*GIVEN DATA*
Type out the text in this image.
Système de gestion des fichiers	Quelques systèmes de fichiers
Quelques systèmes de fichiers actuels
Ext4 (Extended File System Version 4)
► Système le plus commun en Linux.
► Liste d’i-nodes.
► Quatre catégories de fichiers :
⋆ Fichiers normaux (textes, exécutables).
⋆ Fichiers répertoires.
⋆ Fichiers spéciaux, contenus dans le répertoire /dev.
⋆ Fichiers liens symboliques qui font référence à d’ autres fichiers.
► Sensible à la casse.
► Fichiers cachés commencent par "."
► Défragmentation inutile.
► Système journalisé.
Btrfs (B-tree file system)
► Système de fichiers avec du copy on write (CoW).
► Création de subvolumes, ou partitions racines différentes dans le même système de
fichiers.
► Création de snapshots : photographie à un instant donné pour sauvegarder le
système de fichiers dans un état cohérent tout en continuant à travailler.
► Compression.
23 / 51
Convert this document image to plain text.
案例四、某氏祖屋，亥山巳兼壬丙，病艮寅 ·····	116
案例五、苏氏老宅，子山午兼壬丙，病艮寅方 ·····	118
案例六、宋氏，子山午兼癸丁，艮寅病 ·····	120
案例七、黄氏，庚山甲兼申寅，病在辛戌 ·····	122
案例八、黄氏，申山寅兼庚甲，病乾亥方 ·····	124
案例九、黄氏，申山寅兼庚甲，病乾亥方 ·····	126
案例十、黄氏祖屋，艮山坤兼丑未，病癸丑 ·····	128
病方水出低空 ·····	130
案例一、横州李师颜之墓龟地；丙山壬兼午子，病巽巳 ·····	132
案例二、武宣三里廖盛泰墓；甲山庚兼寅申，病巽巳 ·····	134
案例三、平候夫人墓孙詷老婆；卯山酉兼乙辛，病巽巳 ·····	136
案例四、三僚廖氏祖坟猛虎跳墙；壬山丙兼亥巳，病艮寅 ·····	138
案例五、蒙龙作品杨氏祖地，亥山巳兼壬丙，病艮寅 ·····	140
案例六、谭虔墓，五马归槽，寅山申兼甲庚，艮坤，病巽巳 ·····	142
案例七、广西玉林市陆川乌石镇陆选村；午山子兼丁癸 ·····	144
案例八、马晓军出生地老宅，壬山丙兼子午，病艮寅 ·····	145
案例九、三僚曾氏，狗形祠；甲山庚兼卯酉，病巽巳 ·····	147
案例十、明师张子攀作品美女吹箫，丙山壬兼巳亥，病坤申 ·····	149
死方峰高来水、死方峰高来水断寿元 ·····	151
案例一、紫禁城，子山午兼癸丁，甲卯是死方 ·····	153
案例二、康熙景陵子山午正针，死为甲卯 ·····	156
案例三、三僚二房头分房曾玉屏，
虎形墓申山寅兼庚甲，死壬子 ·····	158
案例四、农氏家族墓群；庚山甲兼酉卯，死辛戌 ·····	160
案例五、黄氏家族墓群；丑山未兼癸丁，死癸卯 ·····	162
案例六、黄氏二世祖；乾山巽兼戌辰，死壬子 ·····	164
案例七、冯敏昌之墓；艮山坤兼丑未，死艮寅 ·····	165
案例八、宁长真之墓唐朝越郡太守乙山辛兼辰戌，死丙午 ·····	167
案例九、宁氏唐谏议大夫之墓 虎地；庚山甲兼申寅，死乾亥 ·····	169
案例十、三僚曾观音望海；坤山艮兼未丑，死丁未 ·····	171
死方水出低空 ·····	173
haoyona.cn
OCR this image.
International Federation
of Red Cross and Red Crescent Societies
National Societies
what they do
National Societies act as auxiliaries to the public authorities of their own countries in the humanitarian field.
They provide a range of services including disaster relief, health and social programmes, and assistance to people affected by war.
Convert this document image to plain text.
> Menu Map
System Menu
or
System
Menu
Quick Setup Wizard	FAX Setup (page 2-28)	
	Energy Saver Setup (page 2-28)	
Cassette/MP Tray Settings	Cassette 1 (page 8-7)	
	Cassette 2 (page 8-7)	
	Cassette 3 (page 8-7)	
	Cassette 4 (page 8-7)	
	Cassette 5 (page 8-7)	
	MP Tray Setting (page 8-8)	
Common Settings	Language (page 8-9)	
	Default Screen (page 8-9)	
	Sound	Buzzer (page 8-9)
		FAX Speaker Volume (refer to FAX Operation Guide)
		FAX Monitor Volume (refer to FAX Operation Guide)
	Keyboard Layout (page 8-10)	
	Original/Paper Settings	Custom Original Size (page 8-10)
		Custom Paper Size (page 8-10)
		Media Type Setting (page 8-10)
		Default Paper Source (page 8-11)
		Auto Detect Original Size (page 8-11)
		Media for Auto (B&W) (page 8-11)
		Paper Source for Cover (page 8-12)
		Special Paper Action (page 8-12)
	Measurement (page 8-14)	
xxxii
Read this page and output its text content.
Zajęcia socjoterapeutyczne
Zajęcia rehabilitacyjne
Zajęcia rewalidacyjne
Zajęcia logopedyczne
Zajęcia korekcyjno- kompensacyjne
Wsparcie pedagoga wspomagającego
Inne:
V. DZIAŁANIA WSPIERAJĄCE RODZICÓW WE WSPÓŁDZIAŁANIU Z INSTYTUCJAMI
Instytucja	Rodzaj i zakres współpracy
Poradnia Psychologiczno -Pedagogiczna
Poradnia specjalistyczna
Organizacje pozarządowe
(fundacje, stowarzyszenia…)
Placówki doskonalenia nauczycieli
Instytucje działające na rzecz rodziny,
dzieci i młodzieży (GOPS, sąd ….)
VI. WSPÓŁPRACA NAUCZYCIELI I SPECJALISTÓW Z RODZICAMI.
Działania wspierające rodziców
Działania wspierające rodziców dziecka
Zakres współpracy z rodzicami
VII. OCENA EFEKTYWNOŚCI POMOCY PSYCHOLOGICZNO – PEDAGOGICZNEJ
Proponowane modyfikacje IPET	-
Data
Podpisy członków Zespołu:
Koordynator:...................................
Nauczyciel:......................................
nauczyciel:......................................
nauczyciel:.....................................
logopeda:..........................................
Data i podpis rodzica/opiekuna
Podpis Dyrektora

*GIVEN INSTRUCTION*
Everything in the listing above should be restated exactly.

*FULL ANSWER*
Type out the text in this image.
Système de gestion des fichiers	Quelques systèmes de fichiers
Quelques systèmes de fichiers actuels
Ext4 (Extended File System Version 4)
► Système le plus commun en Linux.
► Liste d’i-nodes.
► Quatre catégories de fichiers :
⋆ Fichiers normaux (textes, exécutables).
⋆ Fichiers répertoires.
⋆ Fichiers spéciaux, contenus dans le répertoire /dev.
⋆ Fichiers liens symboliques qui font référence à d’ autres fichiers.
► Sensible à la casse.
► Fichiers cachés commencent par "."
► Défragmentation inutile.
► Système journalisé.
Btrfs (B-tree file system)
► Système de fichiers avec du copy on write (CoW).
► Création de subvolumes, ou partitions racines différentes dans le même système de
fichiers.
► Création de snapshots : photographie à un instant donné pour sauvegarder le
système de fichiers dans un état cohérent tout en continuant à travailler.
► Compression.
23 / 51
Convert this document image to plain text.
案例四、某氏祖屋，亥山巳兼壬丙，病艮寅 ·····	116
案例五、苏氏老宅，子山午兼壬丙，病艮寅方 ·····	118
案例六、宋氏，子山午兼癸丁，艮寅病 ·····	120
案例七、黄氏，庚山甲兼申寅，病在辛戌 ·····	122
案例八、黄氏，申山寅兼庚甲，病乾亥方 ·····	124
案例九、黄氏，申山寅兼庚甲，病乾亥方 ·····	126
案例十、黄氏祖屋，艮山坤兼丑未，病癸丑 ·····	128
病方水出低空 ·····	130
案例一、横州李师颜之墓龟地；丙山壬兼午子，病巽巳 ·····	132
案例二、武宣三里廖盛泰墓；甲山庚兼寅申，病巽巳 ·····	134
案例三、平候夫人墓孙詷老婆；卯山酉兼乙辛，病巽巳 ·····	136
案例四、三僚廖氏祖坟猛虎跳墙；壬山丙兼亥巳，病艮寅 ·····	138
案例五、蒙龙作品杨氏祖地，亥山巳兼壬丙，病艮寅 ·····	140
案例六、谭虔墓，五马归槽，寅山申兼甲庚，艮坤，病巽巳 ·····	142
案例七、广西玉林市陆川乌石镇陆选村；午山子兼丁癸 ·····	144
案例八、马晓军出生地老宅，壬山丙兼子午，病艮寅 ·····	145
案例九、三僚曾氏，狗形祠；甲山庚兼卯酉，病巽巳 ·····	147
案例十、明师张子攀作品美女吹箫，丙山壬兼巳亥，病坤申 ·····	149
死方峰高来水、死方峰高来水断寿元 ·····	151
案例一、紫禁城，子山午兼癸丁，甲卯是死方 ·····	153
案例二、康熙景陵子山午正针，死为甲卯 ·····	156
案例三、三僚二房头分房曾玉屏，
虎形墓申山寅兼庚甲，死壬子 ·····	158
案例四、农氏家族墓群；庚山甲兼酉卯，死辛戌 ·····	160
案例五、黄氏家族墓群；丑山未兼癸丁，死癸卯 ·····	162
案例六、黄氏二世祖；乾山巽兼戌辰，死壬子 ·····	164
案例七、冯敏昌之墓；艮山坤兼丑未，死艮寅 ·····	165
案例八、宁长真之墓唐朝越郡太守乙山辛兼辰戌，死丙午 ·····	167
案例九、宁氏唐谏议大夫之墓 虎地；庚山甲兼申寅，死乾亥 ·····	169
案例十、三僚曾观音望海；坤山艮兼未丑，死丁未 ·····	171
死方水出低空 ·····	173
haoyona.cn
OCR this image.
International Federation
of Red Cross and Red Crescent Societies
National Societies
what they do
National Societies act as auxiliaries to the public authorities of their own countries in the humanitarian field.
They provide a range of services including disaster relief, health and social programmes, and assistance to people affected by war.
Convert this document image to plain text.
> Menu Map
System Menu
or
System
Menu
Quick Setup Wizard	FAX Setup (page 2-28)	
	Energy Saver Setup (page 2-28)	
Cassette/MP Tray Settings	Cassette 1 (page 8-7)	
	Cassette 2 (page 8-7)	
	Cassette 3 (page 8-7)	
	Cassette 4 (page 8-7)	
	Cassette 5 (page 8-7)	
	MP Tray Setting (page 8-8)	
Common Settings	Language (page 8-9)	
	Default Screen (page 8-9)	
	Sound	Buzzer (page 8-9)
		FAX Speaker Volume (refer to FAX Operation Guide)
		FAX Monitor Volume (refer to FAX Operation Guide)
	Keyboard Layout (page 8-10)	
	Original/Paper Settings	Custom Original Size (page 8-10)
		Custom Paper Size (page 8-10)
		Media Type Setting (page 8-10)
		Default Paper Source (page 8-11)
		Auto Detect Original Size (page 8-11)
		Media for Auto (B&W) (page 8-11)
		Paper Source for Cover (page 8-12)
		Special Paper Action (page 8-12)
	Measurement (page 8-14)	
xxxii
Read this page and output its text content.
Zajęcia socjoterapeutyczne
Zajęcia rehabilitacyjne
Zajęcia rewalidacyjne
Zajęcia logopedyczne
Zajęcia korekcyjno- kompensacyjne
Wsparcie pedagoga wspomagającego
Inne:
V. DZIAŁANIA WSPIERAJĄCE RODZICÓW WE WSPÓŁDZIAŁANIU Z INSTYTUCJAMI
Instytucja	Rodzaj i zakres współpracy
Poradnia Psychologiczno -Pedagogiczna
Poradnia specjalistyczna
Organizacje pozarządowe
(fundacje, stowarzyszenia…)
Placówki doskonalenia nauczycieli
Instytucje działające na rzecz rodziny,
dzieci i młodzieży (GOPS, sąd ….)
VI. WSPÓŁPRACA NAUCZYCIELI I SPECJALISTÓW Z RODZICAMI.
Działania wspierające rodziców
Działania wspierające rodziców dziecka
Zakres współpracy z rodzicami
VII. OCENA EFEKTYWNOŚCI POMOCY PSYCHOLOGICZNO – PEDAGOGICZNEJ
Proponowane modyfikacje IPET	-
Data
Podpisy członków Zespołu:
Koordynator:...................................
Nauczyciel:......................................
nauczyciel:......................................
nauczyciel:.....................................
logopeda:..........................................
Data i podpis rodzica/opiekuna
Podpis Dyrektora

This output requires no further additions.